→ INSTRUCTION
Go over the entries below line by line, copying each one that contains the word "currency".

→ THE DATA
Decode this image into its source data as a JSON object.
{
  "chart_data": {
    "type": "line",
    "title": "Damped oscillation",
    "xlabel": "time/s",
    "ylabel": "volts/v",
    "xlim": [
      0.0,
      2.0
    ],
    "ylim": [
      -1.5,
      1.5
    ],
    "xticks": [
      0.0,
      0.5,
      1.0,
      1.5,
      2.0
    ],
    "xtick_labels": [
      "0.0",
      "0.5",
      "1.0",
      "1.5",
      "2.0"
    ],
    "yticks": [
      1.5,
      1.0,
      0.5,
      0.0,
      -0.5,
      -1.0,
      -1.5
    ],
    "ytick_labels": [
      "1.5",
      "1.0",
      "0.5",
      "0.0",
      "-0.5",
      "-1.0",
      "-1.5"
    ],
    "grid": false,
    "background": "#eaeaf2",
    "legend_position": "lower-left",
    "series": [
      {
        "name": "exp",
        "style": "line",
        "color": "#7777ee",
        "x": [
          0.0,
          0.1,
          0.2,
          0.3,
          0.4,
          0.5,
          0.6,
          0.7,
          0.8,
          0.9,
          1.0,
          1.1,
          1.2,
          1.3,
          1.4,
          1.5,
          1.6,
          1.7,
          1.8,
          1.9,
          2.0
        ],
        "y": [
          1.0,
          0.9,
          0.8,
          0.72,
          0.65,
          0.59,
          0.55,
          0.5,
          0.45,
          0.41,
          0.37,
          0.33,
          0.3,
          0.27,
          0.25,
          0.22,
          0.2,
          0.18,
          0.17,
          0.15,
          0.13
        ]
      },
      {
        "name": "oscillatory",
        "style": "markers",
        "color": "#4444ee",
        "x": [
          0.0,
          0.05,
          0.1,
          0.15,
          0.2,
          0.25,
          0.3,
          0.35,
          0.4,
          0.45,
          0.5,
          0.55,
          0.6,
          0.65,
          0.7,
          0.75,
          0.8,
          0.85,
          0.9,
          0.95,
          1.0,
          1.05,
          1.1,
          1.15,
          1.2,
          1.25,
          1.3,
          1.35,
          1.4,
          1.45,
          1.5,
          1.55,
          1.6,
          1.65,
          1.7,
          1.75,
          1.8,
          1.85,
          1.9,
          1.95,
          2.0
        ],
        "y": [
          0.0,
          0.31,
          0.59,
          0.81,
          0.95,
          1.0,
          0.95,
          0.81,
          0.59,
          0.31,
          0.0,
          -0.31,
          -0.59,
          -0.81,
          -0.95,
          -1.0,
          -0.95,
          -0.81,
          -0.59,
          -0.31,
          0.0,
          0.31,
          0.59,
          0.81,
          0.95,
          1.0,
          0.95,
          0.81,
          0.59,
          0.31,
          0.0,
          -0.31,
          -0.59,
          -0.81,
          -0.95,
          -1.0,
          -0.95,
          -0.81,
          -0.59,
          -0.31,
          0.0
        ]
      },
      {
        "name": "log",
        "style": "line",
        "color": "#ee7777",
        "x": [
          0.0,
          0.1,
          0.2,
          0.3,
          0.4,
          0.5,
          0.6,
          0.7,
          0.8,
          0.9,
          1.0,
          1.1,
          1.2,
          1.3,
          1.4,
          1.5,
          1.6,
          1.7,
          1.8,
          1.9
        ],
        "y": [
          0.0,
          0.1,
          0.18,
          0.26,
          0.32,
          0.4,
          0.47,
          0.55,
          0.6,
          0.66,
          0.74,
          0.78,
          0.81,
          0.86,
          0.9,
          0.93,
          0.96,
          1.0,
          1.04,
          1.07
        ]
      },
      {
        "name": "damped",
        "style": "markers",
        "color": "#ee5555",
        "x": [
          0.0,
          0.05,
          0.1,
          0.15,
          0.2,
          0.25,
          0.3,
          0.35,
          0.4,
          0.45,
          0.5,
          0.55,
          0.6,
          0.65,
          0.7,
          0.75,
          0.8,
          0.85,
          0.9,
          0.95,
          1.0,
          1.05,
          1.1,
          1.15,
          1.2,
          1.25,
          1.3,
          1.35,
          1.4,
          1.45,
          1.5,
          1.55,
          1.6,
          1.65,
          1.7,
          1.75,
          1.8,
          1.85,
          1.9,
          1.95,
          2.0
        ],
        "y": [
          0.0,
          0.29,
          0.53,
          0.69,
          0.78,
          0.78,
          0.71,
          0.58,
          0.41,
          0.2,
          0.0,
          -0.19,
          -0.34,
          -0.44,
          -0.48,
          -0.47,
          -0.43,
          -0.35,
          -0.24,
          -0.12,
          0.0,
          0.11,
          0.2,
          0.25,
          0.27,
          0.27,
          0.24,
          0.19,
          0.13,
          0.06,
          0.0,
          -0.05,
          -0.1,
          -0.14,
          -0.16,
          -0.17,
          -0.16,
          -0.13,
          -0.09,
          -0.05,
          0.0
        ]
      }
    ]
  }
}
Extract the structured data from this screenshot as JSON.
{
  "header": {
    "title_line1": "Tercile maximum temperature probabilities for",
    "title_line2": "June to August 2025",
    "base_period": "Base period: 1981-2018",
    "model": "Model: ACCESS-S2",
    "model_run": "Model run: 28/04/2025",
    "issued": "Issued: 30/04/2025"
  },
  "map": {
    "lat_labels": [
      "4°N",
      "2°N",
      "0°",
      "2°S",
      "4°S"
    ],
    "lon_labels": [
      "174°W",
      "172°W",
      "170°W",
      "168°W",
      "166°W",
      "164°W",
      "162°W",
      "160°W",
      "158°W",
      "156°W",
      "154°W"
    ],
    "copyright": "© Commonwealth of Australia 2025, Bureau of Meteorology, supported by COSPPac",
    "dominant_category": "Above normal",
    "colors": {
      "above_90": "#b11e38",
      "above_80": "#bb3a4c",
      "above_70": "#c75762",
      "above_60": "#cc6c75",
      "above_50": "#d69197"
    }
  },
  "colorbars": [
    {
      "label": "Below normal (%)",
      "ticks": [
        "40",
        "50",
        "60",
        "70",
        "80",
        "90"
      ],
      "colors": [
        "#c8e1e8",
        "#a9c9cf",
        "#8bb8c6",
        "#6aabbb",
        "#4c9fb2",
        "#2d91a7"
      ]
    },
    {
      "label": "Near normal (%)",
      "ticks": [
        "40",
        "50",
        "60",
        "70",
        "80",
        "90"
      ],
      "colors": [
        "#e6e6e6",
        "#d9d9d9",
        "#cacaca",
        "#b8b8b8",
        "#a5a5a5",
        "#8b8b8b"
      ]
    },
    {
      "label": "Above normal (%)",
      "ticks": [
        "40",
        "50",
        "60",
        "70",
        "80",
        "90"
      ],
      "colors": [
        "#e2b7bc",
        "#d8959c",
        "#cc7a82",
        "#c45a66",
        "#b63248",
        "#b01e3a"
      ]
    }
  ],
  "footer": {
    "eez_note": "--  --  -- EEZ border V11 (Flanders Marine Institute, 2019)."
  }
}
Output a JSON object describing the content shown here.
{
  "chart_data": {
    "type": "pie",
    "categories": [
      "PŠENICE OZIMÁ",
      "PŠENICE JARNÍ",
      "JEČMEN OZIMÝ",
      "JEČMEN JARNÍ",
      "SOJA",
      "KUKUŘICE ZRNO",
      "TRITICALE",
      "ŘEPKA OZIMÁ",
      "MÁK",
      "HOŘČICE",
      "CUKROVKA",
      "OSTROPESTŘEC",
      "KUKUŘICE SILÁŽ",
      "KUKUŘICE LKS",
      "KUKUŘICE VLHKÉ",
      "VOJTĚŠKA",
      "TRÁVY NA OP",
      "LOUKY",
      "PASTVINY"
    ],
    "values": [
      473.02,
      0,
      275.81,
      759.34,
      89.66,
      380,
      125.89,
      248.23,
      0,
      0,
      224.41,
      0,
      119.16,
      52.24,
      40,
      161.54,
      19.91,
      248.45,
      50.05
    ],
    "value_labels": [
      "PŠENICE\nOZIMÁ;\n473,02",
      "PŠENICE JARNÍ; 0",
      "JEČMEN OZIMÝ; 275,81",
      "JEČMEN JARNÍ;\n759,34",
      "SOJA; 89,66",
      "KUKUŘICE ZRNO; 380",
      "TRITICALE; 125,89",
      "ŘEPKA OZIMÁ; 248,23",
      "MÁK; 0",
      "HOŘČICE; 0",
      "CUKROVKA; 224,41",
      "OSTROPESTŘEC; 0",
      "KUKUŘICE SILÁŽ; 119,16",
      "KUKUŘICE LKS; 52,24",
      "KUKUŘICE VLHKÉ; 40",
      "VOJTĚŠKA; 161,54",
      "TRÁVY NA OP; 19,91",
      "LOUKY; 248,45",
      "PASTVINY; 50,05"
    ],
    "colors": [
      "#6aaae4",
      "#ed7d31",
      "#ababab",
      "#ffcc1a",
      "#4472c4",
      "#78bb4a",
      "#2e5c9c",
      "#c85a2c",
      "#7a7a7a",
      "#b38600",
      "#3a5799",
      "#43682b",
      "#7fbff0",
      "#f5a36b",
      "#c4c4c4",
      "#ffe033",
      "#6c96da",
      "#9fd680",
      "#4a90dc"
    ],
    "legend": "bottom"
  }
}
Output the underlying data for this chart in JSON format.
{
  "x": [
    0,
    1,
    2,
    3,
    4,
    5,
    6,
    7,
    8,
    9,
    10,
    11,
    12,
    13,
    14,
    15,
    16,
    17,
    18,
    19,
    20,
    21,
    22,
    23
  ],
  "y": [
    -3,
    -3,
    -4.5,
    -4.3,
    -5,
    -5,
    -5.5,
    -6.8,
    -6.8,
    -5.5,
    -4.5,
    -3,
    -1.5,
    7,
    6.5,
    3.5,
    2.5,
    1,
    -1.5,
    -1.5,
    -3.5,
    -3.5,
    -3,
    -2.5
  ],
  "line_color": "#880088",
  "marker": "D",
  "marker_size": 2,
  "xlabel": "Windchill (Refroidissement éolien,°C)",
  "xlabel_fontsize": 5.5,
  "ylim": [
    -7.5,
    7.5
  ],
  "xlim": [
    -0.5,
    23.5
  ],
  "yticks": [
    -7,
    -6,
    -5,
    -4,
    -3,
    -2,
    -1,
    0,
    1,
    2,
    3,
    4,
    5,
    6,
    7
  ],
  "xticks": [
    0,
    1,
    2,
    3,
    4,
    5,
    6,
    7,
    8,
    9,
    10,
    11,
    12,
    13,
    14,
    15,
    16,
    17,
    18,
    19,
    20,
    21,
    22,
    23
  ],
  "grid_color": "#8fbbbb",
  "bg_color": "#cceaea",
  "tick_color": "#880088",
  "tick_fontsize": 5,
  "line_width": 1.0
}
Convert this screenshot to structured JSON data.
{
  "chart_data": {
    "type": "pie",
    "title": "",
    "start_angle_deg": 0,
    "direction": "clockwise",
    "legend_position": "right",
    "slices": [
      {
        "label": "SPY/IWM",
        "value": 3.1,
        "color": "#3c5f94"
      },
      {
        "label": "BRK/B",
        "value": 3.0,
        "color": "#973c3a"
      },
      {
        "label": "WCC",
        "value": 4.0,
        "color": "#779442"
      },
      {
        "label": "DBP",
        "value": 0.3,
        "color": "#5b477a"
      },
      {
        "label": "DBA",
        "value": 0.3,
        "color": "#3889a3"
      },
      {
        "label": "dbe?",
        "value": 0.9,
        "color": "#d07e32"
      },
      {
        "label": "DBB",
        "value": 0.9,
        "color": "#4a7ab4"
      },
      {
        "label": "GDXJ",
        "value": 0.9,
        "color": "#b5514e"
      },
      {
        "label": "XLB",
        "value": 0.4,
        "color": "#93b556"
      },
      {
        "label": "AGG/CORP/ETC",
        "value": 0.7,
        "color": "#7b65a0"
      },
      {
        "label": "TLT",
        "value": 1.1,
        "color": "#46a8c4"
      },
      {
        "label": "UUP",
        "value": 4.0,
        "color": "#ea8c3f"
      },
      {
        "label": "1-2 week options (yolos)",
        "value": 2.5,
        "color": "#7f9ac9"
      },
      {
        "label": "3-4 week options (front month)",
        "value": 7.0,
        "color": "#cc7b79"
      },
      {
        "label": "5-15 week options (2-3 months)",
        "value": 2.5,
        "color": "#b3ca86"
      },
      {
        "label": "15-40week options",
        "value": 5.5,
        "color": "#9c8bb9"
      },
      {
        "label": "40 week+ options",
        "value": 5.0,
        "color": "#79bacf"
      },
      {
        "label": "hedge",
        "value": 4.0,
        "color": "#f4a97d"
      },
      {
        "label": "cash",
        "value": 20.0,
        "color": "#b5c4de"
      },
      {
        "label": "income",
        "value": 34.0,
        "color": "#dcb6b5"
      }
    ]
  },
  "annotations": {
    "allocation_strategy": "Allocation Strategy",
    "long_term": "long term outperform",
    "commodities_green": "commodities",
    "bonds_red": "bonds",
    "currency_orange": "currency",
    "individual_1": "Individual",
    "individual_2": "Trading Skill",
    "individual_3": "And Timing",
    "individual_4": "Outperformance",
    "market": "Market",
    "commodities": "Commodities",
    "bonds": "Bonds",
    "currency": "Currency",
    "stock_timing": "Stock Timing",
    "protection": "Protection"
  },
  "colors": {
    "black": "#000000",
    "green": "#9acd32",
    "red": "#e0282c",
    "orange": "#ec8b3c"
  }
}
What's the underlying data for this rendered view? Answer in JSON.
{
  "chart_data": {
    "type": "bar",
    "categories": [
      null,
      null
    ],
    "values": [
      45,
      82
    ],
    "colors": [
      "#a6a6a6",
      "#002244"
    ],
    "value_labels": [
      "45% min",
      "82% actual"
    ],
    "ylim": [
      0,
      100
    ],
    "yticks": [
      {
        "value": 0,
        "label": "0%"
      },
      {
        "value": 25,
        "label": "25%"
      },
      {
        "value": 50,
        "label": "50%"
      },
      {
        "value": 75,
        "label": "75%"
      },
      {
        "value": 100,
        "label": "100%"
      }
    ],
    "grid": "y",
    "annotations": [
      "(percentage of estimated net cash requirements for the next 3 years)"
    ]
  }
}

→ COMPLETE ANSWER
    "currency_orange": "currency",
    "currency": "Currency",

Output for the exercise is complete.